Task material ->
▼

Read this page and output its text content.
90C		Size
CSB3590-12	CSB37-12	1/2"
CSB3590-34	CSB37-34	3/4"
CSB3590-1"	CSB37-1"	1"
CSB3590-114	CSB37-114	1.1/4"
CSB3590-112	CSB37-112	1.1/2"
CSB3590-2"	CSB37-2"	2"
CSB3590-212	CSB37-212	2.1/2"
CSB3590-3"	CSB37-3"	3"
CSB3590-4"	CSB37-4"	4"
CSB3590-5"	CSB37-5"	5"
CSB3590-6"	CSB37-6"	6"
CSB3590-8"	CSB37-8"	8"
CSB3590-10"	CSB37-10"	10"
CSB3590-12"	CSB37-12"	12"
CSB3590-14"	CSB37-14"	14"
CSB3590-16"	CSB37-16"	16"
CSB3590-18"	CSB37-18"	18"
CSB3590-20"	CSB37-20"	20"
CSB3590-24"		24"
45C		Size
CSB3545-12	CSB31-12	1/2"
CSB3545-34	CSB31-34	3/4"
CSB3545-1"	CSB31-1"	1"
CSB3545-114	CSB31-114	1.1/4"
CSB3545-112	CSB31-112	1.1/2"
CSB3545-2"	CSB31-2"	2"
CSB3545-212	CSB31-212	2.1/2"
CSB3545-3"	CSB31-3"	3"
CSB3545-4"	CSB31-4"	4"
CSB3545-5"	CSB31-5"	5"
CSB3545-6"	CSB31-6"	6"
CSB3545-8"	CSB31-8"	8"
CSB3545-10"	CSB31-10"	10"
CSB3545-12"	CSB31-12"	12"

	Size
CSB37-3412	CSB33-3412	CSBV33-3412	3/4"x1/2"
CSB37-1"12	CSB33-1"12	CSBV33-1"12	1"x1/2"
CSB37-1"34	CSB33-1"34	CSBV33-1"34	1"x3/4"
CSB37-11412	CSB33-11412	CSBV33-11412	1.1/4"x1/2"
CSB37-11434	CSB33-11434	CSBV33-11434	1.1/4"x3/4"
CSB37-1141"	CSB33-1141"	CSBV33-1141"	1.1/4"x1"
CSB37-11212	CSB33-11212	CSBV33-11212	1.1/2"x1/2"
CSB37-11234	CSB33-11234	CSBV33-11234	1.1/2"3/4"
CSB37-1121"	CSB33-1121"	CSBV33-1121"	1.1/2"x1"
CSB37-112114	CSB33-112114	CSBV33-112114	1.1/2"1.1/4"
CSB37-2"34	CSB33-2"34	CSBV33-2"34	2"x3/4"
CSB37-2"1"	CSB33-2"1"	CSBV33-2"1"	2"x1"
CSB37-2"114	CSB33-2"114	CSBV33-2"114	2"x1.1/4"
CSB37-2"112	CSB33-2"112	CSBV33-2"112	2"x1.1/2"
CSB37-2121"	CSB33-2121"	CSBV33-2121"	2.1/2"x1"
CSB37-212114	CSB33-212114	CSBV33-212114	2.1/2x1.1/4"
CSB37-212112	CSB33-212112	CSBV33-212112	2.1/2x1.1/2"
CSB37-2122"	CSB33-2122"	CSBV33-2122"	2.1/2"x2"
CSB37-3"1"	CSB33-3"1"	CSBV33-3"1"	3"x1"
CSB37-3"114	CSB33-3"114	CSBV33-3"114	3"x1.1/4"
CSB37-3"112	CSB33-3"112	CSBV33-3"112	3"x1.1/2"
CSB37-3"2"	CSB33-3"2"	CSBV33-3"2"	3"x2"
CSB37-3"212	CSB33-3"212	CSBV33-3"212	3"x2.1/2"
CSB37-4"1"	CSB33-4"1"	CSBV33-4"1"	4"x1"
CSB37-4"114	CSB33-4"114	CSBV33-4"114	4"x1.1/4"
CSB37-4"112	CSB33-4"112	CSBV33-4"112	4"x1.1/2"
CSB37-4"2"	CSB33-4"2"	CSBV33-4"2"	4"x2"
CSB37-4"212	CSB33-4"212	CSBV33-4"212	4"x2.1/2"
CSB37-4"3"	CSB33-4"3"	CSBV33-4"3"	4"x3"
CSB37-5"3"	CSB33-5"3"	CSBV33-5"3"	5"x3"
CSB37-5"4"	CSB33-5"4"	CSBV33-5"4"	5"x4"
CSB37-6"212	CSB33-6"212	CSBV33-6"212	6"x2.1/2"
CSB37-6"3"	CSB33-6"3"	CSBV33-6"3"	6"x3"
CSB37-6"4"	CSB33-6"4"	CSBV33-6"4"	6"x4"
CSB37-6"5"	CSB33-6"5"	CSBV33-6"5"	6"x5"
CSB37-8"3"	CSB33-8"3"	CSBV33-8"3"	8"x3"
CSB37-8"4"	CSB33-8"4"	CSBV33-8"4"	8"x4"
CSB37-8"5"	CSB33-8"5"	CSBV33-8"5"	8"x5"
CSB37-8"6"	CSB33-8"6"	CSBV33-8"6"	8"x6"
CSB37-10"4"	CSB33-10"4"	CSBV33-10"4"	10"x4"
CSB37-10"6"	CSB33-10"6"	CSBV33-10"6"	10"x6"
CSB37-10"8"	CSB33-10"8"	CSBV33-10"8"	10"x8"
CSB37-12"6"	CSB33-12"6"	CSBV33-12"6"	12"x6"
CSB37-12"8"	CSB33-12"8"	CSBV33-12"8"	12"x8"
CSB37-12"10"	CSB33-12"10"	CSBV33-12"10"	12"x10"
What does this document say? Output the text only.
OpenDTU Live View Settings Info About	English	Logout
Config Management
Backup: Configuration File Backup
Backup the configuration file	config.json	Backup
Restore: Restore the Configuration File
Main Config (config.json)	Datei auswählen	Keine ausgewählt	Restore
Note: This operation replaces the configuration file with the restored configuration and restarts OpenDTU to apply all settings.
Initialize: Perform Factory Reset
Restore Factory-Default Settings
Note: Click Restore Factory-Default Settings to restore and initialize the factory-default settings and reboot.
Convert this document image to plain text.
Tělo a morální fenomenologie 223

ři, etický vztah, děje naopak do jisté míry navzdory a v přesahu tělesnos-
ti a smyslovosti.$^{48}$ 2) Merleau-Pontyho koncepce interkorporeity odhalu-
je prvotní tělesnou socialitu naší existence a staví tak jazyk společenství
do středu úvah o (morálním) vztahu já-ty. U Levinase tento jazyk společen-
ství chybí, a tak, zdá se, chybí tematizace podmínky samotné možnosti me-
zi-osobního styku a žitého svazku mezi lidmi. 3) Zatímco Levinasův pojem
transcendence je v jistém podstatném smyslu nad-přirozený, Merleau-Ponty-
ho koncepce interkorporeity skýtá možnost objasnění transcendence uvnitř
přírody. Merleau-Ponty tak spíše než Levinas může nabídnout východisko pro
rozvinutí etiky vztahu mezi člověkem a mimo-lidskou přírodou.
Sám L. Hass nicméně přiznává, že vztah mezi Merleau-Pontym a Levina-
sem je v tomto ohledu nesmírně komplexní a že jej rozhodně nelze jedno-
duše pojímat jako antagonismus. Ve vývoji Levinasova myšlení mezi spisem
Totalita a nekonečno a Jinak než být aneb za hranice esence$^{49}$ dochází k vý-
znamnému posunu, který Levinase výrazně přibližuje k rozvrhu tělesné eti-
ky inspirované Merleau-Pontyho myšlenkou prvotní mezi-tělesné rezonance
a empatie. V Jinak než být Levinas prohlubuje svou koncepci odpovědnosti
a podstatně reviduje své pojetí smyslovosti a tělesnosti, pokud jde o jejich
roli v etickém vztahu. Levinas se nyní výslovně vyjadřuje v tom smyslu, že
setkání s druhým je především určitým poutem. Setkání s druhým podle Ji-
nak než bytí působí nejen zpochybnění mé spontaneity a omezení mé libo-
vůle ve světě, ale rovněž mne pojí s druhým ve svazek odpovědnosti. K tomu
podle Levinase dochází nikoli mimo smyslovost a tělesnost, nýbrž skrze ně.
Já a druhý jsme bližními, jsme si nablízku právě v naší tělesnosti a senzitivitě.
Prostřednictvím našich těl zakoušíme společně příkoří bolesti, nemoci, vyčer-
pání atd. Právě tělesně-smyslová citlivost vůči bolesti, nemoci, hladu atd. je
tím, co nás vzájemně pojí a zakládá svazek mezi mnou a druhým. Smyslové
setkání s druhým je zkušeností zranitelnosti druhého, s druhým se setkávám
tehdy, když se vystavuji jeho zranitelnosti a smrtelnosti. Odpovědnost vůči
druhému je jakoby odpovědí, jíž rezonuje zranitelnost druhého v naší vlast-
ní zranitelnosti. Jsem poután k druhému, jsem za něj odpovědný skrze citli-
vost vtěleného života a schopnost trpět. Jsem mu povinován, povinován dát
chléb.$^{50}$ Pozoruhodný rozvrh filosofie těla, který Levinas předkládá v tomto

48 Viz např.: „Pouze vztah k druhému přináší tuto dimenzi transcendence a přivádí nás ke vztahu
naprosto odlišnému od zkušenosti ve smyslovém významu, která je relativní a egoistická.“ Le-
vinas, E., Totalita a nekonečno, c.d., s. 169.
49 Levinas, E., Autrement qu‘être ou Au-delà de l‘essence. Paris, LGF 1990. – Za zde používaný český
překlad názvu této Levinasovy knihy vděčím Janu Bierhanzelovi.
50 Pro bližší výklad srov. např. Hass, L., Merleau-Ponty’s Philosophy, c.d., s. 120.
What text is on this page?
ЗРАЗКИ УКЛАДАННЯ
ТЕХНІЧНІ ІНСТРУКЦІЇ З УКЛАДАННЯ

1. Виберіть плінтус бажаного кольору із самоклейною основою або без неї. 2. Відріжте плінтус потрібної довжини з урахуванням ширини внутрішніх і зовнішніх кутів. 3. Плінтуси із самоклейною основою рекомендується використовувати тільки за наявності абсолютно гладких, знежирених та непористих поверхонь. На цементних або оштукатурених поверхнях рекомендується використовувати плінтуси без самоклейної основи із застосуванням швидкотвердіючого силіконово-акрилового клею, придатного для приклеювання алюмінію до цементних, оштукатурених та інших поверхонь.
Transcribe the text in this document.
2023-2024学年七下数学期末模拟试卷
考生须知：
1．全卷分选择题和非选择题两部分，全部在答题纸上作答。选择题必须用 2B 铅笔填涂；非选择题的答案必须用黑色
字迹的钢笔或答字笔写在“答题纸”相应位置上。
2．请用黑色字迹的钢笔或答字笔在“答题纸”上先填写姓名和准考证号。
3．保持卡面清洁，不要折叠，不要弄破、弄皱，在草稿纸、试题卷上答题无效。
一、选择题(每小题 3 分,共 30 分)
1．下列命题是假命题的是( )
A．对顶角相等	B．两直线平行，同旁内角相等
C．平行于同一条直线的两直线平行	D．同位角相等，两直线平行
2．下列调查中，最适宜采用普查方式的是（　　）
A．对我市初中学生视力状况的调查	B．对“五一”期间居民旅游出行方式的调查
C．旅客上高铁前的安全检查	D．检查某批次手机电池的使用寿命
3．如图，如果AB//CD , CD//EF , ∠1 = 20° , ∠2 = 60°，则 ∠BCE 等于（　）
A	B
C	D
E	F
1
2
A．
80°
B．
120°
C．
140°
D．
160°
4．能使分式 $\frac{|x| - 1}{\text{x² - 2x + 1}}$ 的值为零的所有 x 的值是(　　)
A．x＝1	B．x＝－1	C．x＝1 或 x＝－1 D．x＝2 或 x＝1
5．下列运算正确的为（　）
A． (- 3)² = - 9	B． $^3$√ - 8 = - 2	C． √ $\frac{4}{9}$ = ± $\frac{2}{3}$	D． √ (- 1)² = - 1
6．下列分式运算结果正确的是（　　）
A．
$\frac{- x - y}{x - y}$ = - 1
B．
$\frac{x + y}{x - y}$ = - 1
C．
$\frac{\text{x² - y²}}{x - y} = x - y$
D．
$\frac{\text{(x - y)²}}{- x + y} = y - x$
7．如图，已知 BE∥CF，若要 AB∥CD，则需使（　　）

▲

Directive ->
Look through the records and gather every line containing "Totalita".

Result ->
Totalita a nekonečno a Jinak než být aneb za hranice esence$^{49}$ dochází k vý-
vinas, E., Totalita a nekonečno, c.d., s. 169.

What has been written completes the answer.